Count every line of these entries that holds the word "this", and reply with the number only.

+++ Task material +++

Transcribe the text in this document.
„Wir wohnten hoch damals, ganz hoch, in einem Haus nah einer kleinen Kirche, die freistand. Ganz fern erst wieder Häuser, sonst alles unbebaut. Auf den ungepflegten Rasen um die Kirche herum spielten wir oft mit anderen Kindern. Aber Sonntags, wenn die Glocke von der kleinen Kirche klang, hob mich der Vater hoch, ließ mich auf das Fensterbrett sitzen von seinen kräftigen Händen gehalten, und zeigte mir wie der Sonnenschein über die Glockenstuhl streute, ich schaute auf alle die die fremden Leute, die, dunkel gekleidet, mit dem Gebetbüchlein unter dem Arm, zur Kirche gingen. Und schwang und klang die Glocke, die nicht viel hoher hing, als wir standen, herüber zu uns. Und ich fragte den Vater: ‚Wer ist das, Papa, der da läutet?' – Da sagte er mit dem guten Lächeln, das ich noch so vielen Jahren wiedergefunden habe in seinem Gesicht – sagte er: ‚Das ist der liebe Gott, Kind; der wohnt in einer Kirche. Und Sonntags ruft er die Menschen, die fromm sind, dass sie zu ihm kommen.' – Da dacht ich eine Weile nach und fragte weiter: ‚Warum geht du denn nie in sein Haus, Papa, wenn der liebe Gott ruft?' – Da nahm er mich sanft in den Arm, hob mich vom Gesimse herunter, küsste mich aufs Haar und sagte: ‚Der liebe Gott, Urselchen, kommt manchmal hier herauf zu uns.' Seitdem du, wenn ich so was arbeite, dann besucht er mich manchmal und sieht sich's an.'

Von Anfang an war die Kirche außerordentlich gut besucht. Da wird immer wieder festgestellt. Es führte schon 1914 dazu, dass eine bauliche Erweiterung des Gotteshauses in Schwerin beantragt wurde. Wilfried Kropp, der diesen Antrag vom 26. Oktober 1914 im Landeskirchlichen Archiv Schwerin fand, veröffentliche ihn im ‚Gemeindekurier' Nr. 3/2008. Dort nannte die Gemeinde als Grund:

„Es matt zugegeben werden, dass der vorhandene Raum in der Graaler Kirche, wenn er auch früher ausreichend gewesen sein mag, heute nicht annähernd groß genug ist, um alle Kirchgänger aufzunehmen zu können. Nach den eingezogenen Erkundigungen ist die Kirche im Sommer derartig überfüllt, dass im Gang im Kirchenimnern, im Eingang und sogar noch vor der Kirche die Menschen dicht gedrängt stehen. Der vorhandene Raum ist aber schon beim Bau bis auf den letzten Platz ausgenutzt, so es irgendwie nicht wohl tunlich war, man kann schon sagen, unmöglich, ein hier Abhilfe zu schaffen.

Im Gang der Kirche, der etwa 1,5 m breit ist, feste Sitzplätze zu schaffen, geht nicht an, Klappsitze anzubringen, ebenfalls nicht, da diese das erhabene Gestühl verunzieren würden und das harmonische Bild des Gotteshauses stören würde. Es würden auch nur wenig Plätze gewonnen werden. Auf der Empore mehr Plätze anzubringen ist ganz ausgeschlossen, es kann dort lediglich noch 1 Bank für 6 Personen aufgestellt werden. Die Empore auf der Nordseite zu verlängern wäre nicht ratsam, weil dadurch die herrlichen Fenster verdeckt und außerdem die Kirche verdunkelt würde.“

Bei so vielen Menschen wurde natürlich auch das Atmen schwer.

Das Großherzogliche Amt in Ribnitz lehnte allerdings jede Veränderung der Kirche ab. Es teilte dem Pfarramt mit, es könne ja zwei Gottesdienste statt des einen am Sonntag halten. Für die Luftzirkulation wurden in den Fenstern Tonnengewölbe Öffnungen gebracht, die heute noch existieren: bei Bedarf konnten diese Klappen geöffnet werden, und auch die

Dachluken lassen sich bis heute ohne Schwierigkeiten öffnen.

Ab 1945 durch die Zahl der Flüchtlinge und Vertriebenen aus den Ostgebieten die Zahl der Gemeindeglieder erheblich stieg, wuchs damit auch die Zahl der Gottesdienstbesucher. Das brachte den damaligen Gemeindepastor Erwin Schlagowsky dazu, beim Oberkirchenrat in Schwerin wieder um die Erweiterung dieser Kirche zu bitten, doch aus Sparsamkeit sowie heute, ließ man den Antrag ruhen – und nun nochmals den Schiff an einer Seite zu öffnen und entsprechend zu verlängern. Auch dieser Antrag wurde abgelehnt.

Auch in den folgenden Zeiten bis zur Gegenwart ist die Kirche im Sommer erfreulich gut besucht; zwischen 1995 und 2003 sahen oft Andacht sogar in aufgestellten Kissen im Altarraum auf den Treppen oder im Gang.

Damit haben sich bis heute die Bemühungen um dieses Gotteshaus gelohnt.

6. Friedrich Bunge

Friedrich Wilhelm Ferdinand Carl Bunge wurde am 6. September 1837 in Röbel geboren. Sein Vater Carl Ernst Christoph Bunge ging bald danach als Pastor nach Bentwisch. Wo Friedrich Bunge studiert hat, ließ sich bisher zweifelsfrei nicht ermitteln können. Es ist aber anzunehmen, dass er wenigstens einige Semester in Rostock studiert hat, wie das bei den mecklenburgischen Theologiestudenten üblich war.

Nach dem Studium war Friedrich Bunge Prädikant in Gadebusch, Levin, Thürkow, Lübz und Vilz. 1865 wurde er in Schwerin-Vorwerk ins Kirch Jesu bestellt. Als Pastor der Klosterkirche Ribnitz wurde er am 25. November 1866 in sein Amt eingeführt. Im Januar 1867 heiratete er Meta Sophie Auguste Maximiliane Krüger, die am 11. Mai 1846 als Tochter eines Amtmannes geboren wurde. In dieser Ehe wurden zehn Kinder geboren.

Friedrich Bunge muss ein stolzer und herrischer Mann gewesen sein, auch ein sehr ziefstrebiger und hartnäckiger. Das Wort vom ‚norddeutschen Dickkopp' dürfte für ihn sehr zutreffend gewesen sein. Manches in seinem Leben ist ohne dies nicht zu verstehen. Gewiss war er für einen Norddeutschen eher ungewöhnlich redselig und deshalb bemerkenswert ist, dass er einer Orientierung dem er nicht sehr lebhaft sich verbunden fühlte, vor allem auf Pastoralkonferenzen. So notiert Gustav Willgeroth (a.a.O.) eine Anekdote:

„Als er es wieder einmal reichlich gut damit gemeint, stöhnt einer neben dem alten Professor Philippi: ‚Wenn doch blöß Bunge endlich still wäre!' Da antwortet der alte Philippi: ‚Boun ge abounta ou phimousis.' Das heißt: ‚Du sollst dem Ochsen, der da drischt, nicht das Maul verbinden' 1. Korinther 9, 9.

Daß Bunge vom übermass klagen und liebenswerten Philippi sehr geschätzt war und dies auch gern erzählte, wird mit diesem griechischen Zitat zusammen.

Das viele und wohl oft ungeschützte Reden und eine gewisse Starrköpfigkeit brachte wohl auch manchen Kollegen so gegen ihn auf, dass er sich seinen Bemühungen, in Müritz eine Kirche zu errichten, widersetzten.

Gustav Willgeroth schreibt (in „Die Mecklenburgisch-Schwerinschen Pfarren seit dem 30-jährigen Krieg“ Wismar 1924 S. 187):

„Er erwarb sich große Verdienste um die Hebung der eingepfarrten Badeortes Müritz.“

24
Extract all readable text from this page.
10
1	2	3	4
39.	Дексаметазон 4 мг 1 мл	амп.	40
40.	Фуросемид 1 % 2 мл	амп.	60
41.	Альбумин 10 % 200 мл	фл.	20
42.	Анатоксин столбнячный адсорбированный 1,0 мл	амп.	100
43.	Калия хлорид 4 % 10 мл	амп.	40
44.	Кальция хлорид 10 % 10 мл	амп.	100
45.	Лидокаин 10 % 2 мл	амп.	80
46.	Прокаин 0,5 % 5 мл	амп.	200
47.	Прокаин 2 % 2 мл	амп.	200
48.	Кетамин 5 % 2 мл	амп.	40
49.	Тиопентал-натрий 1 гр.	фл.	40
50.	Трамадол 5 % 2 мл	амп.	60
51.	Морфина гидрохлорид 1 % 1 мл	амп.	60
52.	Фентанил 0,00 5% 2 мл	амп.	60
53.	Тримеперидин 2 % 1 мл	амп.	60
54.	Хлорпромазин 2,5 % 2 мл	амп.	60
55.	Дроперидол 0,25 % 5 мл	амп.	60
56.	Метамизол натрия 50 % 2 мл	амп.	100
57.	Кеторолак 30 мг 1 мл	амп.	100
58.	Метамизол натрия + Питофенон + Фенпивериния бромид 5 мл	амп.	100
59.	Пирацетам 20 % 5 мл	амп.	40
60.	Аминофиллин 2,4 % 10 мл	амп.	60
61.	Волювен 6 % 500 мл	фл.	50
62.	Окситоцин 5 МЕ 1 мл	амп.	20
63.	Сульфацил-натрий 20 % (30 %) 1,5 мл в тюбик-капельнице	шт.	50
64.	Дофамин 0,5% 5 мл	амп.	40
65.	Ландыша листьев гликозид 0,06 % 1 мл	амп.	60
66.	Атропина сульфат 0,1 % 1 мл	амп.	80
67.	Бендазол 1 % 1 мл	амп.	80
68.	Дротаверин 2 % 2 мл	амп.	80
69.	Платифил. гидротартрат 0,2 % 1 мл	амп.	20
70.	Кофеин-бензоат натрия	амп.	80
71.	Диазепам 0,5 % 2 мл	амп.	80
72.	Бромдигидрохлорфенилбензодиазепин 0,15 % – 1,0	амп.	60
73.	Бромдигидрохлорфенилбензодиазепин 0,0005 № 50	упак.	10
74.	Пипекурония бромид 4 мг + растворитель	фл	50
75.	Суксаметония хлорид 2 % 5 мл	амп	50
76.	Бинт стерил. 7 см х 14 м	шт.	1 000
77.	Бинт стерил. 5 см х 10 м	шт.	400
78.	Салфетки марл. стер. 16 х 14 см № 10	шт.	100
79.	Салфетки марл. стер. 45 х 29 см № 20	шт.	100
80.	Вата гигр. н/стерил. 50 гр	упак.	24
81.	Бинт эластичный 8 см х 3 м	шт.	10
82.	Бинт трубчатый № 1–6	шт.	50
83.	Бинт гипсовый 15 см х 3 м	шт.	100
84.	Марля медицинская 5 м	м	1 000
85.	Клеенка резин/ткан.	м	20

+++

> [Response to the exercise]: 2